╭──

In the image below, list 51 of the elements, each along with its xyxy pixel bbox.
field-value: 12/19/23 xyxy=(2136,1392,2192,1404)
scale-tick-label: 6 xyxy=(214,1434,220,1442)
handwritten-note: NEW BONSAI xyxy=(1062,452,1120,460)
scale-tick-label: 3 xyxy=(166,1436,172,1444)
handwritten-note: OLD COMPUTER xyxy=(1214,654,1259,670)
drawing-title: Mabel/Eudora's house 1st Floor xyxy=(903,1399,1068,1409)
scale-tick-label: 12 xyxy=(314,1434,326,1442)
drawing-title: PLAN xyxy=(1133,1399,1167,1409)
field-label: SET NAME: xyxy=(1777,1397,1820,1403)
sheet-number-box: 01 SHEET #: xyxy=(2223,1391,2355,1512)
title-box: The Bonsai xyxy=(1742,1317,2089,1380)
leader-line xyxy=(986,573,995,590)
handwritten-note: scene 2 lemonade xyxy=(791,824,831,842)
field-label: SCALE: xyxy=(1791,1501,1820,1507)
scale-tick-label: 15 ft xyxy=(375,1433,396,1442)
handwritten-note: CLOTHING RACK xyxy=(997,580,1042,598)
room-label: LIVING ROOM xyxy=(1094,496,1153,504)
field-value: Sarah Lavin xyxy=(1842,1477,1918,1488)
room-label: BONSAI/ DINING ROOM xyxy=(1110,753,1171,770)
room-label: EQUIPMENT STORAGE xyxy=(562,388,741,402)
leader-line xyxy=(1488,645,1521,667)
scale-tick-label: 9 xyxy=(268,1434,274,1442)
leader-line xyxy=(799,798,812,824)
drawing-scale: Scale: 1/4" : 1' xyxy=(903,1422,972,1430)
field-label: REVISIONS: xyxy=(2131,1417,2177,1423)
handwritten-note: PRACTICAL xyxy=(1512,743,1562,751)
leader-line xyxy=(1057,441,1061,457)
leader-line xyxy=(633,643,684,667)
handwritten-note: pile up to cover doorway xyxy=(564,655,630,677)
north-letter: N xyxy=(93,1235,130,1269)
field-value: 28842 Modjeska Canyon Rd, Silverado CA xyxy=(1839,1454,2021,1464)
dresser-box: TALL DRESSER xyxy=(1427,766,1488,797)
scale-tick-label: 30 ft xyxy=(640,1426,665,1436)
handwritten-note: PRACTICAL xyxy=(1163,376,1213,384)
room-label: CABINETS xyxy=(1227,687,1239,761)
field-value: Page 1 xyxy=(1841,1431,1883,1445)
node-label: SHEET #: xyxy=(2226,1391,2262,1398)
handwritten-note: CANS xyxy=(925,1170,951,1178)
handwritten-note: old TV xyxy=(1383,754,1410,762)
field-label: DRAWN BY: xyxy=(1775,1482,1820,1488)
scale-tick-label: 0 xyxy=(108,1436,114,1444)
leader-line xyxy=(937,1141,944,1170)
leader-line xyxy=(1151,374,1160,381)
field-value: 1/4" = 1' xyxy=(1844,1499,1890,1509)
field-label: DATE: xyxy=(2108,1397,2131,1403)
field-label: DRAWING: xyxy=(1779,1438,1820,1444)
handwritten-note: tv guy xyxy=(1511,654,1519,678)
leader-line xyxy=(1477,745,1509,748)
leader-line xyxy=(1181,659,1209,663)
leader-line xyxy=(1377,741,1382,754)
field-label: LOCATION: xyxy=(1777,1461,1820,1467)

╰──

**Task**
Reproduce the records above with "FUNCTIONAL" substituted for every occurrence of "PRACTICAL", leaving every other character unchanged.

**Output**
In the image below, list 51 of the elements, each along with its xyxy pixel bbox.
field-value: 12/19/23 xyxy=(2136,1392,2192,1404)
scale-tick-label: 6 xyxy=(214,1434,220,1442)
handwritten-note: NEW BONSAI xyxy=(1062,452,1120,460)
scale-tick-label: 3 xyxy=(166,1436,172,1444)
handwritten-note: OLD COMPUTER xyxy=(1214,654,1259,670)
drawing-title: Mabel/Eudora's house 1st Floor xyxy=(903,1399,1068,1409)
scale-tick-label: 12 xyxy=(314,1434,326,1442)
drawing-title: PLAN xyxy=(1133,1399,1167,1409)
field-label: SET NAME: xyxy=(1777,1397,1820,1403)
sheet-number-box: 01 SHEET #: xyxy=(2223,1391,2355,1512)
title-box: The Bonsai xyxy=(1742,1317,2089,1380)
leader-line xyxy=(986,573,995,590)
handwritten-note: scene 2 lemonade xyxy=(791,824,831,842)
field-label: SCALE: xyxy=(1791,1501,1820,1507)
scale-tick-label: 15 ft xyxy=(375,1433,396,1442)
handwritten-note: CLOTHING RACK xyxy=(997,580,1042,598)
room-label: LIVING ROOM xyxy=(1094,496,1153,504)
field-value: Sarah Lavin xyxy=(1842,1477,1918,1488)
room-label: BONSAI/ DINING ROOM xyxy=(1110,753,1171,770)
room-label: EQUIPMENT STORAGE xyxy=(562,388,741,402)
leader-line xyxy=(1488,645,1521,667)
scale-tick-label: 9 xyxy=(268,1434,274,1442)
leader-line xyxy=(799,798,812,824)
drawing-scale: Scale: 1/4" : 1' xyxy=(903,1422,972,1430)
field-label: REVISIONS: xyxy=(2131,1417,2177,1423)
handwritten-note: FUNCTIONAL xyxy=(1512,743,1562,751)
leader-line xyxy=(1057,441,1061,457)
leader-line xyxy=(633,643,684,667)
handwritten-note: pile up to cover doorway xyxy=(564,655,630,677)
north-letter: N xyxy=(93,1235,130,1269)
field-value: 28842 Modjeska Canyon Rd, Silverado CA xyxy=(1839,1454,2021,1464)
dresser-box: TALL DRESSER xyxy=(1427,766,1488,797)
scale-tick-label: 30 ft xyxy=(640,1426,665,1436)
handwritten-note: FUNCTIONAL xyxy=(1163,376,1213,384)
room-label: CABINETS xyxy=(1227,687,1239,761)
field-value: Page 1 xyxy=(1841,1431,1883,1445)
node-label: SHEET #: xyxy=(2226,1391,2262,1398)
handwritten-note: CANS xyxy=(925,1170,951,1178)
handwritten-note: old TV xyxy=(1383,754,1410,762)
field-label: DRAWN BY: xyxy=(1775,1482,1820,1488)
scale-tick-label: 0 xyxy=(108,1436,114,1444)
leader-line xyxy=(937,1141,944,1170)
leader-line xyxy=(1151,374,1160,381)
field-value: 1/4" = 1' xyxy=(1844,1499,1890,1509)
field-label: DATE: xyxy=(2108,1397,2131,1403)
field-label: DRAWING: xyxy=(1779,1438,1820,1444)
handwritten-note: tv guy xyxy=(1511,654,1519,678)
leader-line xyxy=(1477,745,1509,748)
leader-line xyxy=(1181,659,1209,663)
leader-line xyxy=(1377,741,1382,754)
field-label: LOCATION: xyxy=(1777,1461,1820,1467)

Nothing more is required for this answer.